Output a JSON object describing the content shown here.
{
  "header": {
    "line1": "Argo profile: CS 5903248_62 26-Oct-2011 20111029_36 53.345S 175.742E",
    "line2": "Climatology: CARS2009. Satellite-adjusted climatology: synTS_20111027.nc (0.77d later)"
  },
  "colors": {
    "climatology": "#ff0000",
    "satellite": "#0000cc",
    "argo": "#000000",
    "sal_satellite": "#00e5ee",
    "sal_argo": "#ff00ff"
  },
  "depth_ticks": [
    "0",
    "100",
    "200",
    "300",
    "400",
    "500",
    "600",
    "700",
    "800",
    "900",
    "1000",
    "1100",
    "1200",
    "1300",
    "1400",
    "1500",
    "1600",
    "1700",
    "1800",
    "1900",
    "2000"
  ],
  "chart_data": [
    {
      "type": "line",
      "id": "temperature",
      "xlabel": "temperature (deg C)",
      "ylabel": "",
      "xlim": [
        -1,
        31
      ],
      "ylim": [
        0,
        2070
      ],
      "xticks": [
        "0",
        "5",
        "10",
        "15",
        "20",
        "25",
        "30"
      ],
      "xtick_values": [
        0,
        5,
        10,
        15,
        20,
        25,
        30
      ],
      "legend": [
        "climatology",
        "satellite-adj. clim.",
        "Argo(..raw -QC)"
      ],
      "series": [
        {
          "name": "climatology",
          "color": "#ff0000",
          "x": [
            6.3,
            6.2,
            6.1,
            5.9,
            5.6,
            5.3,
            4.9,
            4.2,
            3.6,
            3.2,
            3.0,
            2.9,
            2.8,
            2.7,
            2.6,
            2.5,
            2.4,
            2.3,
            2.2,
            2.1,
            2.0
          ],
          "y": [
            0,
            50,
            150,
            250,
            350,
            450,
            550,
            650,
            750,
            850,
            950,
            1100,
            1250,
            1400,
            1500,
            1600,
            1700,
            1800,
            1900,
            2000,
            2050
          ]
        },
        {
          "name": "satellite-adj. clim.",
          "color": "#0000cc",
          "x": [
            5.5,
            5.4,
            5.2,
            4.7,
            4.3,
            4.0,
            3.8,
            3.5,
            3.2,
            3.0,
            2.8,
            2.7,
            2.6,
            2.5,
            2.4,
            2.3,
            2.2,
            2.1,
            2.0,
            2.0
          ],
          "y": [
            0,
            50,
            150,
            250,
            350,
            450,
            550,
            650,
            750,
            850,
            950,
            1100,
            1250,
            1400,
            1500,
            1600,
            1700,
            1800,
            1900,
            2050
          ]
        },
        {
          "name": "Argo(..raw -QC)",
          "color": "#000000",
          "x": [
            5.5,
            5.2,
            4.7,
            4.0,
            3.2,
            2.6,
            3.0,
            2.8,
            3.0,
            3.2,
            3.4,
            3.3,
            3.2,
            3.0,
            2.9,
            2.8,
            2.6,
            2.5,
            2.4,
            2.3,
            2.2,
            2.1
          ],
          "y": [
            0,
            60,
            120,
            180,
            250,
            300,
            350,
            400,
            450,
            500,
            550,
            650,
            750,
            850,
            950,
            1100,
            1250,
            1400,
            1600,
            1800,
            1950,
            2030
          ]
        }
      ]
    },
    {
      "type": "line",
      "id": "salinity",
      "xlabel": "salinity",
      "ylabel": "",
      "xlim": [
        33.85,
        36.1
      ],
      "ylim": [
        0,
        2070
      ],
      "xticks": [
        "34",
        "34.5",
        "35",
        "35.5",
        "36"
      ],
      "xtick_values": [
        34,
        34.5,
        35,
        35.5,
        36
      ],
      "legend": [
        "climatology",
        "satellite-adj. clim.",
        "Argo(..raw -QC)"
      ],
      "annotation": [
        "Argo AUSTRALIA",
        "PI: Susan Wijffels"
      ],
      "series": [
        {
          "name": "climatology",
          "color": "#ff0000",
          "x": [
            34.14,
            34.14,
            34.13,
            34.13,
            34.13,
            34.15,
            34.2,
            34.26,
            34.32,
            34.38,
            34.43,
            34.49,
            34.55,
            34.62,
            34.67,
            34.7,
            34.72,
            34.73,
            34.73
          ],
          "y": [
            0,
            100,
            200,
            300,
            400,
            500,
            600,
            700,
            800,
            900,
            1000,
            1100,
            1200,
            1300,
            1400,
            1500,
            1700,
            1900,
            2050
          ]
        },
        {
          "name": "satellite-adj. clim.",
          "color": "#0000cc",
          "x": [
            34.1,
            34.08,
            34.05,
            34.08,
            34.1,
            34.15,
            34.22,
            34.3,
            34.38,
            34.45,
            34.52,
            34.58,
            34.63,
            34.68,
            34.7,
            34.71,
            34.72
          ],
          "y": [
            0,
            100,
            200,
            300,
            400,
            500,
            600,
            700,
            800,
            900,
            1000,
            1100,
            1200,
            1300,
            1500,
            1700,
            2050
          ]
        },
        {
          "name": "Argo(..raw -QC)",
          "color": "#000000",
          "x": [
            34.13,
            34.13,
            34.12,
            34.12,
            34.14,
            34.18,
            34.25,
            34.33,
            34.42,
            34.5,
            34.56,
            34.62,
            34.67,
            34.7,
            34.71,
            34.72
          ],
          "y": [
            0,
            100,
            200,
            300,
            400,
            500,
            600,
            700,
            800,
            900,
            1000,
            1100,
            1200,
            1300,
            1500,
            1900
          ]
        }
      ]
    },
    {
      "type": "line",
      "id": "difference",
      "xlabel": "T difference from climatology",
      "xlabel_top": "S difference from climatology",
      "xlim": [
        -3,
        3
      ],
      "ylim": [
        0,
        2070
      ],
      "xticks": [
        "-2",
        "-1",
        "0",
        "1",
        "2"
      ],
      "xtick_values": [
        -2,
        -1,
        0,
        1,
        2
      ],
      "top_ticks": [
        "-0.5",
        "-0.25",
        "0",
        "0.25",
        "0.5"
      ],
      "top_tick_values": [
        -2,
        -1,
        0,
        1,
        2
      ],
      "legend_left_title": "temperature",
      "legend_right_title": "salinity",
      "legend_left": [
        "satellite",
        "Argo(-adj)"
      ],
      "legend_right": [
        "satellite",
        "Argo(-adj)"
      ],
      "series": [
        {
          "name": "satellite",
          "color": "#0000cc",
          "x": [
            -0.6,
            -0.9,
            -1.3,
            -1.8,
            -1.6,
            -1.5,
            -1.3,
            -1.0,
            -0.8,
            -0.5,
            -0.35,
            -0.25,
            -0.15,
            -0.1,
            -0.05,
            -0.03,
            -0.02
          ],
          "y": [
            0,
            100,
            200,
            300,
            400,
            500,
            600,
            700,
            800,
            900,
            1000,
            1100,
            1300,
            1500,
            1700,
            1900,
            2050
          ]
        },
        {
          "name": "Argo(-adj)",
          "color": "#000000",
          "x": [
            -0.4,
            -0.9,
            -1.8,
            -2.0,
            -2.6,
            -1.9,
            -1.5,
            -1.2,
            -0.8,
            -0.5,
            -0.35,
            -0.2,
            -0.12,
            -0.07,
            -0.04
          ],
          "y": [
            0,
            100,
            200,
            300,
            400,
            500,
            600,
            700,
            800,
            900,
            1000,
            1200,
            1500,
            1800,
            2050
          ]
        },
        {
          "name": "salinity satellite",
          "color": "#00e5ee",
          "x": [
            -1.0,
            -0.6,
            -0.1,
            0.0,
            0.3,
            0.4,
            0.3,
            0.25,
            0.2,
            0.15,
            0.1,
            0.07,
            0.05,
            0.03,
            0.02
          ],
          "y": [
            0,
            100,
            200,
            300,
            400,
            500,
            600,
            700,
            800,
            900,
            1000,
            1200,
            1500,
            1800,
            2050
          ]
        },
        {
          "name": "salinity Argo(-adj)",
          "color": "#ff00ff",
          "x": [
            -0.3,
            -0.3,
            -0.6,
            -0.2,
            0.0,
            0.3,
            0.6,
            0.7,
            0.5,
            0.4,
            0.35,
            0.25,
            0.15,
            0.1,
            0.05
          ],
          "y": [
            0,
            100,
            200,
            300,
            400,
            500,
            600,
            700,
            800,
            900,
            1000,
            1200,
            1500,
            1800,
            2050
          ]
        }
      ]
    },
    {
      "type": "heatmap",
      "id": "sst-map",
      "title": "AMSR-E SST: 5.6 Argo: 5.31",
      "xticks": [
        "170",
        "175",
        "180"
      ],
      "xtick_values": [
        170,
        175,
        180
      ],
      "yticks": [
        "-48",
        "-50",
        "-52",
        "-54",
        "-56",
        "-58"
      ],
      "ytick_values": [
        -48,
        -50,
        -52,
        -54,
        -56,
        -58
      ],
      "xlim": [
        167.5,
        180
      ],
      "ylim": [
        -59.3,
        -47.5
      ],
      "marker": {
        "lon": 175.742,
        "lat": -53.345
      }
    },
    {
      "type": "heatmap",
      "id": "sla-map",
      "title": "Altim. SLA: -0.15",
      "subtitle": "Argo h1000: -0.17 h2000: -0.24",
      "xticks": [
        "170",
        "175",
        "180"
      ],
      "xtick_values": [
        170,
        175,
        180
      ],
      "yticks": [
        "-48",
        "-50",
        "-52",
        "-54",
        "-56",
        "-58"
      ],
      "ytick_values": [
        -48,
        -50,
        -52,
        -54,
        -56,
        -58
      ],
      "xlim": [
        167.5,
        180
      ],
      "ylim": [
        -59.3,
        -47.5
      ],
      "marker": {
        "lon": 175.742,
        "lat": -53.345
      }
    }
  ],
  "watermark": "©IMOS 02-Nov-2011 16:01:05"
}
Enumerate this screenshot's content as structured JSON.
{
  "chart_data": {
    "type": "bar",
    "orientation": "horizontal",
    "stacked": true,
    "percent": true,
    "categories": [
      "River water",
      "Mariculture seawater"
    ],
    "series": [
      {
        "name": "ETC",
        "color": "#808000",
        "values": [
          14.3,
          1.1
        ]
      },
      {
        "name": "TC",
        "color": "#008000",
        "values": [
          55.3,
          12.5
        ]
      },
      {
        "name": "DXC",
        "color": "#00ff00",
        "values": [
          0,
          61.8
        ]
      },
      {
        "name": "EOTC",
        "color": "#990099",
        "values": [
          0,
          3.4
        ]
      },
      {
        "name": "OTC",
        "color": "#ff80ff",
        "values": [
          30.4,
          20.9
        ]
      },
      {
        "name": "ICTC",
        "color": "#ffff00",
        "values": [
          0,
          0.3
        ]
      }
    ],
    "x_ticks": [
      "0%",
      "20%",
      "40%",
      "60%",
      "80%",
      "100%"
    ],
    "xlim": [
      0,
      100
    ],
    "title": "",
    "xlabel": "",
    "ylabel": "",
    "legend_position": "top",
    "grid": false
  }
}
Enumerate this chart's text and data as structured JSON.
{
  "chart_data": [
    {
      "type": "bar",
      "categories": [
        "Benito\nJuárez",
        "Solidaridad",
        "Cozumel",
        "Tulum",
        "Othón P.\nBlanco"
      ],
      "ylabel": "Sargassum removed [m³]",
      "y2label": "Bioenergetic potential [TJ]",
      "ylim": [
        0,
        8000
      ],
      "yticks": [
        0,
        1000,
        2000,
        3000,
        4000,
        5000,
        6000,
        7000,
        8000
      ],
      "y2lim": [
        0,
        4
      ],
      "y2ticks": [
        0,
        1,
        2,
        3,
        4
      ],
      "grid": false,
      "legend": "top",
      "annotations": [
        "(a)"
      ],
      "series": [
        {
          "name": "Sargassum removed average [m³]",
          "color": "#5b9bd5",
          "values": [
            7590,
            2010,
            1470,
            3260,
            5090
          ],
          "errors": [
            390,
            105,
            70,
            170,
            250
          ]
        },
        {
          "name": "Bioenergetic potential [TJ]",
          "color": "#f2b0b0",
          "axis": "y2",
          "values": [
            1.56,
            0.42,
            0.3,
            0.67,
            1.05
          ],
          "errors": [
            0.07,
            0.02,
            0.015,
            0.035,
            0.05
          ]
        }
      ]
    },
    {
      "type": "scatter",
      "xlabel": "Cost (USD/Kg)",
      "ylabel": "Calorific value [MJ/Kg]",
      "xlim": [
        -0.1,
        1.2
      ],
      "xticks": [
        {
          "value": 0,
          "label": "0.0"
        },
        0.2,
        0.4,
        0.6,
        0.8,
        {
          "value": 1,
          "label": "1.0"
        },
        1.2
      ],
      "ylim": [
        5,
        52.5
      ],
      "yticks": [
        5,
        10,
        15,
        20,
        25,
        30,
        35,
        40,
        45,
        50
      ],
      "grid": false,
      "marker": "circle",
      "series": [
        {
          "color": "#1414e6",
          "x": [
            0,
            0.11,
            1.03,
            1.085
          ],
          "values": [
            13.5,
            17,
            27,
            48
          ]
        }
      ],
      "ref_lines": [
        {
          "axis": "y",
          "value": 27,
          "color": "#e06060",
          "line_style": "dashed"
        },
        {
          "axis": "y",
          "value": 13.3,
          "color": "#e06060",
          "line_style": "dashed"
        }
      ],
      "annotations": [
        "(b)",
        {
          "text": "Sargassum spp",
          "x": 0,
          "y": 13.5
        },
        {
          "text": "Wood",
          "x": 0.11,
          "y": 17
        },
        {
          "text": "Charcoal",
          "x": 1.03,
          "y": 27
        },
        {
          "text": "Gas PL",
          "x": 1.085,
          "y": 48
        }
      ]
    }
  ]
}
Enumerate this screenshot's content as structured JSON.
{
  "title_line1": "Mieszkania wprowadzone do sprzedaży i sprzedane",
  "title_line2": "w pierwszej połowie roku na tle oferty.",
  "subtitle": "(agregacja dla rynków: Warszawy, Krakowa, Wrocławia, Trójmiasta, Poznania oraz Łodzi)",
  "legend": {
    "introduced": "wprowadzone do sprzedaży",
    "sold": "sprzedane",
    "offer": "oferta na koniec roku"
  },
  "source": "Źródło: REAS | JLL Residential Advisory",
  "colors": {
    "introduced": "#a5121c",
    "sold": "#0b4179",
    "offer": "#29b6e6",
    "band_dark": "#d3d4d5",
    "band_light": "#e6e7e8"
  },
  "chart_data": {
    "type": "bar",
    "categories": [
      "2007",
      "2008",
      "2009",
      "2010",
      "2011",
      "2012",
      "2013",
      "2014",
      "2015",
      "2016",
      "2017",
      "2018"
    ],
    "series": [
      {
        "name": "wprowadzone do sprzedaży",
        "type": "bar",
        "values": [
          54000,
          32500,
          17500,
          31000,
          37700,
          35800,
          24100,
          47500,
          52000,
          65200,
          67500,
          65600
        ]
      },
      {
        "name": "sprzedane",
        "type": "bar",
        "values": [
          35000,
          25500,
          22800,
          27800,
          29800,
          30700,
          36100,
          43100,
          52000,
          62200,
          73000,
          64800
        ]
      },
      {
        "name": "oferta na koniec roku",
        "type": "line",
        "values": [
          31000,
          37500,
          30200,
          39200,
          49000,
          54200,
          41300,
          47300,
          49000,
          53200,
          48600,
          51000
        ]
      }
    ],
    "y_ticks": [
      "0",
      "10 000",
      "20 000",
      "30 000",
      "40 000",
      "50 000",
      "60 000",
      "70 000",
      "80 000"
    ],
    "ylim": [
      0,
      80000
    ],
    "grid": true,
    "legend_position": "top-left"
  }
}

→ **What is required**:
Report every line containing the word "salinity" from the listing above.

→ **Result below**:
      "id": "salinity",
      "xlabel": "salinity",
      "legend_right_title": "salinity",
          "name": "salinity satellite",
          "name": "salinity Argo(-adj)",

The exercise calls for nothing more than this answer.